» **Stated exercise**
All of the data below should be written out exactly.
###
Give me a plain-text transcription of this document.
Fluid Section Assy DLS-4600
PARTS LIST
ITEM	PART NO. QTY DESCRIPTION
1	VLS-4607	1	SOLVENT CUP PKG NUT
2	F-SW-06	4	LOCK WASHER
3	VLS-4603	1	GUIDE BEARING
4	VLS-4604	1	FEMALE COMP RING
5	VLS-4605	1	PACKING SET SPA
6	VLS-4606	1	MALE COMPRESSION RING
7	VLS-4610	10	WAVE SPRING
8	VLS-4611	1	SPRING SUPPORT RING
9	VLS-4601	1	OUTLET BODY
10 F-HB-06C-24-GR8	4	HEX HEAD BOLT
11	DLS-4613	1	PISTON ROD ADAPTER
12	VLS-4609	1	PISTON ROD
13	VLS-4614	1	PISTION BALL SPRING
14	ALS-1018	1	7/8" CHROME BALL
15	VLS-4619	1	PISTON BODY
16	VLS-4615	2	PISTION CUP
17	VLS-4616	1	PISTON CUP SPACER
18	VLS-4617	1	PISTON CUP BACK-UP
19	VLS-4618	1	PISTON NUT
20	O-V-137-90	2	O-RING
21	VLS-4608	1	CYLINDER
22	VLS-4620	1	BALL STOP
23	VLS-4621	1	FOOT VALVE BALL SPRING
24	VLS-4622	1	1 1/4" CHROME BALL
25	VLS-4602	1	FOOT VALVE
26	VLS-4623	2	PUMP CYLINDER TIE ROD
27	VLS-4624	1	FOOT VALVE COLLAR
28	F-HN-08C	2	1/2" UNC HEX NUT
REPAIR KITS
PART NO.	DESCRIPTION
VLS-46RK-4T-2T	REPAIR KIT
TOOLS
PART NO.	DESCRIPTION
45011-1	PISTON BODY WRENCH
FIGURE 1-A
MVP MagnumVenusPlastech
###
» **Output below**
Give me a plain-text transcription of this document.
Fluid Section Assy DLS-4600
PARTS LIST
ITEM	PART NO. QTY DESCRIPTION
1	VLS-4607	1	SOLVENT CUP PKG NUT
2	F-SW-06	4	LOCK WASHER
3	VLS-4603	1	GUIDE BEARING
4	VLS-4604	1	FEMALE COMP RING
5	VLS-4605	1	PACKING SET SPA
6	VLS-4606	1	MALE COMPRESSION RING
7	VLS-4610	10	WAVE SPRING
8	VLS-4611	1	SPRING SUPPORT RING
9	VLS-4601	1	OUTLET BODY
10 F-HB-06C-24-GR8	4	HEX HEAD BOLT
11	DLS-4613	1	PISTON ROD ADAPTER
12	VLS-4609	1	PISTON ROD
13	VLS-4614	1	PISTION BALL SPRING
14	ALS-1018	1	7/8" CHROME BALL
15	VLS-4619	1	PISTON BODY
16	VLS-4615	2	PISTION CUP
17	VLS-4616	1	PISTON CUP SPACER
18	VLS-4617	1	PISTON CUP BACK-UP
19	VLS-4618	1	PISTON NUT
20	O-V-137-90	2	O-RING
21	VLS-4608	1	CYLINDER
22	VLS-4620	1	BALL STOP
23	VLS-4621	1	FOOT VALVE BALL SPRING
24	VLS-4622	1	1 1/4" CHROME BALL
25	VLS-4602	1	FOOT VALVE
26	VLS-4623	2	PUMP CYLINDER TIE ROD
27	VLS-4624	1	FOOT VALVE COLLAR
28	F-HN-08C	2	1/2" UNC HEX NUT
REPAIR KITS
PART NO.	DESCRIPTION
VLS-46RK-4T-2T	REPAIR KIT
TOOLS
PART NO.	DESCRIPTION
45011-1	PISTON BODY WRENCH
FIGURE 1-A
MVP MagnumVenusPlastech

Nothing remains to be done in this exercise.